WHAT IS NEEDED
Pull out every line of the records below and reproduce each one verbatim, leaving out the pictures.

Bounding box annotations
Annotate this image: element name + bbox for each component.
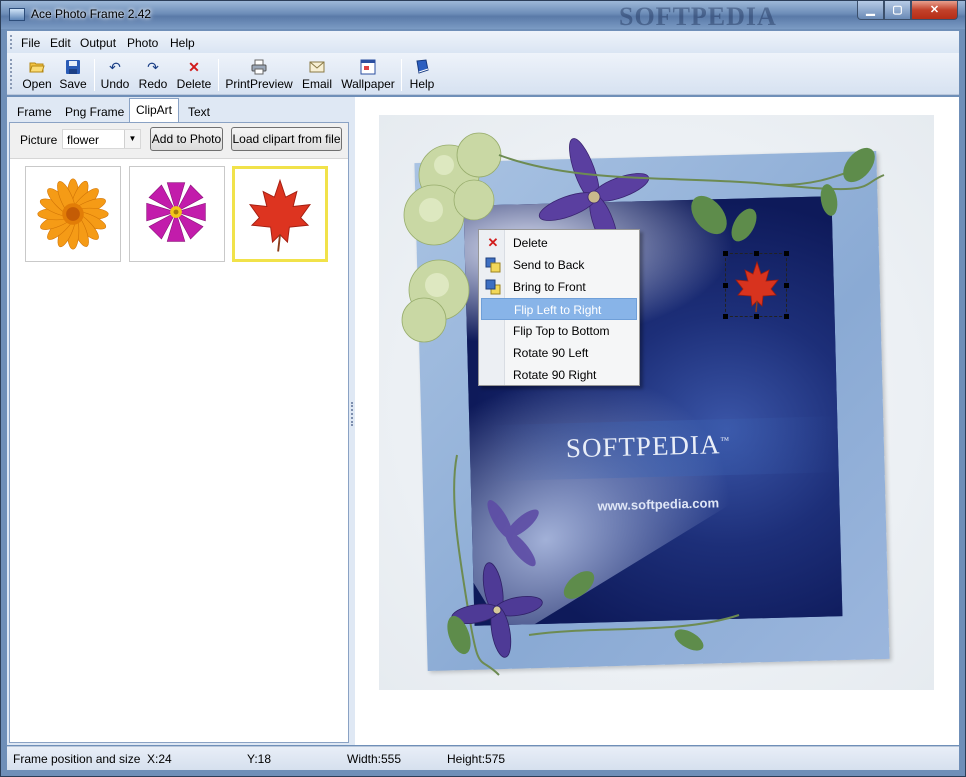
resize-handle[interactable] [754,251,759,256]
help-button[interactable]: Help [406,55,438,93]
save-button[interactable]: Save [57,55,89,93]
window-title: Ace Photo Frame 2.42 [31,7,152,21]
resize-handle[interactable] [784,314,789,319]
context-menu-delete[interactable]: ✕ Delete [481,232,637,254]
menu-bar: File Edit Output Photo Help [7,31,959,53]
clipart-thumb-red-maple-leaf[interactable] [232,166,328,262]
load-clipart-button[interactable]: Load clipart from file [231,127,342,151]
email-button[interactable]: Email [297,55,337,93]
toolbar-separator [401,59,402,91]
undo-button[interactable]: ↶ Undo [99,55,131,93]
picture-label: Picture [20,133,58,147]
chevron-down-icon: ▼ [124,130,140,148]
close-button[interactable]: ✕ [911,1,958,20]
status-x: X:24 [147,752,172,766]
status-label: Frame position and size [13,752,141,766]
status-height: Height:575 [447,752,506,766]
app-window: Ace Photo Frame 2.42 SOFTPEDIA ▁ ▢ ✕ Fil… [0,0,966,777]
context-menu-rotate-90-right[interactable]: Rotate 90 Right [481,364,637,386]
frame-flower-decoration [401,132,885,676]
maximize-icon: ▢ [892,4,903,16]
send-to-back-icon [485,257,501,273]
photo-preview[interactable]: SOFTPEDIA™ www.softpedia.com [379,115,934,690]
tab-png-frame[interactable]: Png Frame [59,101,130,122]
red-maple-leaf-image [249,178,311,252]
resize-handle[interactable] [723,283,728,288]
picture-category-select[interactable]: flower ▼ [62,129,141,149]
resize-handle[interactable] [723,251,728,256]
delete-button[interactable]: ✕ Delete [175,55,213,93]
toolbar-grip [10,59,12,89]
status-bar: Frame position and size X:24 Y:18 Width:… [7,746,959,770]
redo-icon: ↷ [147,59,159,75]
magenta-flower-image [146,182,206,242]
menu-file[interactable]: File [21,36,40,50]
picture-row: Picture flower ▼ Add to Photo Load clipa… [10,123,348,159]
context-menu-send-to-back[interactable]: Send to Back [481,254,637,276]
selected-clipart-on-photo[interactable] [723,251,789,319]
clipart-context-menu: ✕ Delete Send to Back Bring to Front Fli… [478,229,640,386]
minimize-button[interactable]: ▁ [857,1,884,20]
resize-handle[interactable] [723,314,728,319]
clipart-tab-panel: Picture flower ▼ Add to Photo Load clipa… [9,122,349,743]
context-menu-bring-to-front[interactable]: Bring to Front [481,276,637,298]
resize-handle[interactable] [784,283,789,288]
minimize-icon: ▁ [866,4,875,16]
status-y: Y:18 [247,752,272,766]
title-bar: Ace Photo Frame 2.42 SOFTPEDIA ▁ ▢ ✕ [1,1,965,31]
menu-photo[interactable]: Photo [127,36,158,50]
status-width: Width:555 [347,752,402,766]
tab-frame[interactable]: Frame [11,101,58,122]
context-menu-rotate-90-left[interactable]: Rotate 90 Left [481,342,637,364]
save-disk-icon [65,59,81,75]
splitter-grip [351,402,354,426]
tab-clipart[interactable]: ClipArt [129,98,180,122]
maximize-button[interactable]: ▢ [884,1,911,20]
wallpaper-button[interactable]: Wallpaper [339,55,397,93]
context-menu-flip-top-to-bottom[interactable]: Flip Top to Bottom [481,320,637,342]
bring-to-front-icon [485,279,501,295]
placed-maple-leaf-image [735,260,779,313]
undo-icon: ↶ [109,59,121,75]
redo-button[interactable]: ↷ Redo [137,55,169,93]
wallpaper-icon [360,59,376,75]
clipart-thumb-magenta-flower[interactable] [129,166,225,262]
printer-icon [251,59,267,75]
print-preview-button[interactable]: PrintPreview [223,55,295,93]
delete-x-icon: ✕ [188,59,200,75]
menu-help[interactable]: Help [170,36,195,50]
picture-category-value: flower [67,133,100,147]
help-book-icon [414,59,430,75]
orange-flower-image [37,178,109,250]
toolbar: Open Save ↶ Undo ↷ Redo ✕ Delete PrintPr… [7,53,959,95]
open-button[interactable]: Open [19,55,55,93]
delete-x-icon: ✕ [487,235,499,250]
left-panel: Frame Png Frame ClipArt Text Picture flo… [7,97,351,745]
resize-handle[interactable] [784,251,789,256]
open-folder-icon [29,59,45,75]
resize-handle[interactable] [754,314,759,319]
tab-text[interactable]: Text [182,101,216,122]
photo-canvas: SOFTPEDIA™ www.softpedia.com [355,97,959,745]
app-icon [9,8,25,21]
title-watermark: SOFTPEDIA [619,2,777,31]
toolbar-separator [218,59,219,91]
menu-grip [10,35,12,49]
menu-edit[interactable]: Edit [50,36,71,50]
menu-output[interactable]: Output [80,36,116,50]
context-menu-flip-left-to-right[interactable]: Flip Left to Right [481,298,637,320]
toolbar-separator [94,59,95,91]
clipart-thumb-orange-flower[interactable] [25,166,121,262]
email-icon [309,59,325,75]
add-to-photo-button[interactable]: Add to Photo [150,127,223,151]
close-icon: ✕ [929,4,940,16]
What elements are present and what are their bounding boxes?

FULL SOLUTION
Annotate this image: element name + bbox for each component.
resize-handle[interactable] [754,251,759,256]
help-button[interactable]: Help [406,55,438,93]
save-button[interactable]: Save [57,55,89,93]
window-title: Ace Photo Frame 2.42 [31,7,152,21]
resize-handle[interactable] [784,314,789,319]
context-menu-delete[interactable]: ✕ Delete [481,232,637,254]
menu-bar: File Edit Output Photo Help [7,31,959,53]
clipart-thumb-red-maple-leaf[interactable] [232,166,328,262]
load-clipart-button[interactable]: Load clipart from file [231,127,342,151]
email-button[interactable]: Email [297,55,337,93]
toolbar-separator [401,59,402,91]
undo-button[interactable]: ↶ Undo [99,55,131,93]
picture-label: Picture [20,133,58,147]
chevron-down-icon: ▼ [124,130,140,148]
close-button[interactable]: ✕ [911,1,958,20]
status-x: X:24 [147,752,172,766]
status-label: Frame position and size [13,752,141,766]
status-height: Height:575 [447,752,506,766]
app-window: Ace Photo Frame 2.42 SOFTPEDIA ▁ ▢ ✕ Fil… [0,0,966,777]
context-menu-rotate-90-right[interactable]: Rotate 90 Right [481,364,637,386]
frame-flower-decoration [401,132,885,676]
maximize-icon: ▢ [892,4,903,16]
send-to-back-icon [485,257,501,273]
photo-preview[interactable]: SOFTPEDIA™ www.softpedia.com [379,115,934,690]
tab-png-frame[interactable]: Png Frame [59,101,130,122]
red-maple-leaf-image [249,178,311,252]
resize-handle[interactable] [723,283,728,288]
picture-category-select[interactable]: flower ▼ [62,129,141,149]
resize-handle[interactable] [723,251,728,256]
delete-button[interactable]: ✕ Delete [175,55,213,93]
toolbar-grip [10,59,12,89]
status-bar: Frame position and size X:24 Y:18 Width:… [7,746,959,770]
redo-icon: ↷ [147,59,159,75]
magenta-flower-image [146,182,206,242]
menu-file[interactable]: File [21,36,40,50]
picture-row: Picture flower ▼ Add to Photo Load clipa… [10,123,348,159]
context-menu-send-to-back[interactable]: Send to Back [481,254,637,276]
selected-clipart-on-photo[interactable] [723,251,789,319]
clipart-context-menu: ✕ Delete Send to Back Bring to Front Fli… [478,229,640,386]
minimize-button[interactable]: ▁ [857,1,884,20]
resize-handle[interactable] [723,314,728,319]
clipart-tab-panel: Picture flower ▼ Add to Photo Load clipa… [9,122,349,743]
context-menu-bring-to-front[interactable]: Bring to Front [481,276,637,298]
resize-handle[interactable] [784,283,789,288]
minimize-icon: ▁ [866,4,875,16]
status-y: Y:18 [247,752,272,766]
title-bar: Ace Photo Frame 2.42 SOFTPEDIA ▁ ▢ ✕ [1,1,965,31]
menu-photo[interactable]: Photo [127,36,158,50]
status-width: Width:555 [347,752,402,766]
tab-frame[interactable]: Frame [11,101,58,122]
context-menu-rotate-90-left[interactable]: Rotate 90 Left [481,342,637,364]
save-disk-icon [65,59,81,75]
splitter-grip [351,402,354,426]
tab-clipart[interactable]: ClipArt [129,98,180,122]
maximize-button[interactable]: ▢ [884,1,911,20]
wallpaper-button[interactable]: Wallpaper [339,55,397,93]
context-menu-flip-top-to-bottom[interactable]: Flip Top to Bottom [481,320,637,342]
bring-to-front-icon [485,279,501,295]
placed-maple-leaf-image [735,260,779,313]
undo-icon: ↶ [109,59,121,75]
redo-button[interactable]: ↷ Redo [137,55,169,93]
wallpaper-icon [360,59,376,75]
clipart-thumb-magenta-flower[interactable] [129,166,225,262]
printer-icon [251,59,267,75]
print-preview-button[interactable]: PrintPreview [223,55,295,93]
delete-x-icon: ✕ [188,59,200,75]
menu-help[interactable]: Help [170,36,195,50]
picture-category-value: flower [67,133,100,147]
help-book-icon [414,59,430,75]
orange-flower-image [37,178,109,250]
toolbar: Open Save ↶ Undo ↷ Redo ✕ Delete PrintPr… [7,53,959,95]
open-button[interactable]: Open [19,55,55,93]
delete-x-icon: ✕ [487,235,499,250]
left-panel: Frame Png Frame ClipArt Text Picture flo… [7,97,351,745]
resize-handle[interactable] [784,251,789,256]
open-folder-icon [29,59,45,75]
resize-handle[interactable] [754,314,759,319]
tab-text[interactable]: Text [182,101,216,122]
photo-canvas: SOFTPEDIA™ www.softpedia.com [355,97,959,745]
app-icon [9,8,25,21]
title-watermark: SOFTPEDIA [619,2,777,31]
toolbar-separator [218,59,219,91]
menu-grip [10,35,12,49]
menu-edit[interactable]: Edit [50,36,71,50]
menu-output[interactable]: Output [80,36,116,50]
context-menu-flip-left-to-right[interactable]: Flip Left to Right [481,298,637,320]
toolbar-separator [94,59,95,91]
clipart-thumb-orange-flower[interactable] [25,166,121,262]
email-icon [309,59,325,75]
add-to-photo-button[interactable]: Add to Photo [150,127,223,151]
close-icon: ✕ [929,4,940,16]
What elements are present and what are their bounding boxes?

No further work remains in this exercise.